§ Textauszug
Im heutigen »Towerstübchen« werden ein paar Wangerooger von der Flut überrascht. Bis morgens um 04:30 Uhr werden sie auf Schränken knapp unter der Zimmerdecke ausharren müssen, bis das Wasser wieder tief genug gefallen ist.

16. Februar 1962, 22:30 Uhr

Die Freiwillige Feuerwehr muß ihr Löschfahrzeug aufgeben, es hatte sich bei Neudeich festgefahren. Schon nach wenigen Minuten schaut nur noch das Dach des Fahrzeugs aus den Fluten hinaus.
Der starke Südweststurm staut das Wasser im Ostgroden immer weiter auf, das »Café Neudeich« wird überflutet und durch angetriebenen Unrat verwüstet. Mittlerweile schlagen einzelne Wellen von innen nach außen über den Ostgrodendeich. Auch das dortige Deichschart wird durch den Wasserdruck von innen nach außen aufgedrückt.

§ Datenteil
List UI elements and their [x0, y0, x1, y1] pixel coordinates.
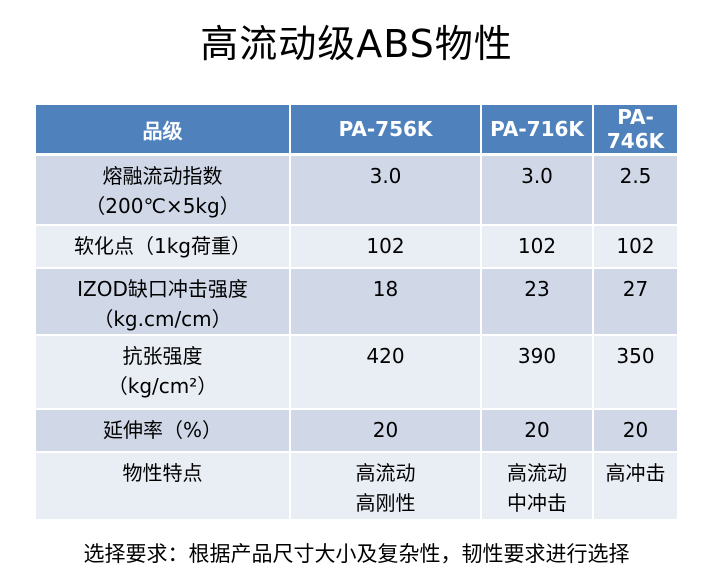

§ Aufgaben
1: Bis zu welcher Uhrzeit müssen die von der Flut überraschten Wangerooger laut dem Textauszug über die Sturmflut auf den Schränken ausharren?
2: Nennen Sie sämtliche Namen von Orten, Gebäuden und Deichen, die im Textauszug über die Sturmflut auf Wangerooge genannt werden.
3: Führen Sie den Textauszug über die Sturmflut auf Wangerooge im Februar 1962 im Anschluss an seinen letzten Satz weiter.

§ Lösungen
1: Bis morgens um 04:30 Uhr.

2: Towerstübchen, Neudeich, Ostgroden, Café Neudeich, Ostgrodendeich

3:
16. Februar 1962, 23:00 Uhr

Der Sturm läßt ein wenig nach, sofort schwappt das aufgestaute Wasser aus dem Ostgroden in Richtung Westen und erreicht kurze Zeit später das südöstliche Dorf. Das Meerwasser dringt von Osten über die Charlottenstraße und die Friedrich-August-Straße weiter bis in den Rosengarten vor. Siedler- und südliche Rösingstraße sind völlig überflutet. In manchen Häusern steht das Wasser bis zu 1,80 Meter hoch.

Projektion: Überflutetes Gebiet

17. Februar 1962, 00:00 Uhr

Im Inseldorf wird der höchste Wasserstand erreicht, durch den Rückstau fällt er an anderen Stellen allerdings schon seit 23:15 Uhr wieder. Nachträglich wird anhand von Flutmarken ein Wasserstand von 4,20 Metern üner NN gemessen. Bei einer Höhe des Dorfgrodendeichs von 4,66 Metern und einer Wellenhöhe von mindestens einem Meter wird klar, daß der Deich auf seiner kompletten Breite überflutet wurde.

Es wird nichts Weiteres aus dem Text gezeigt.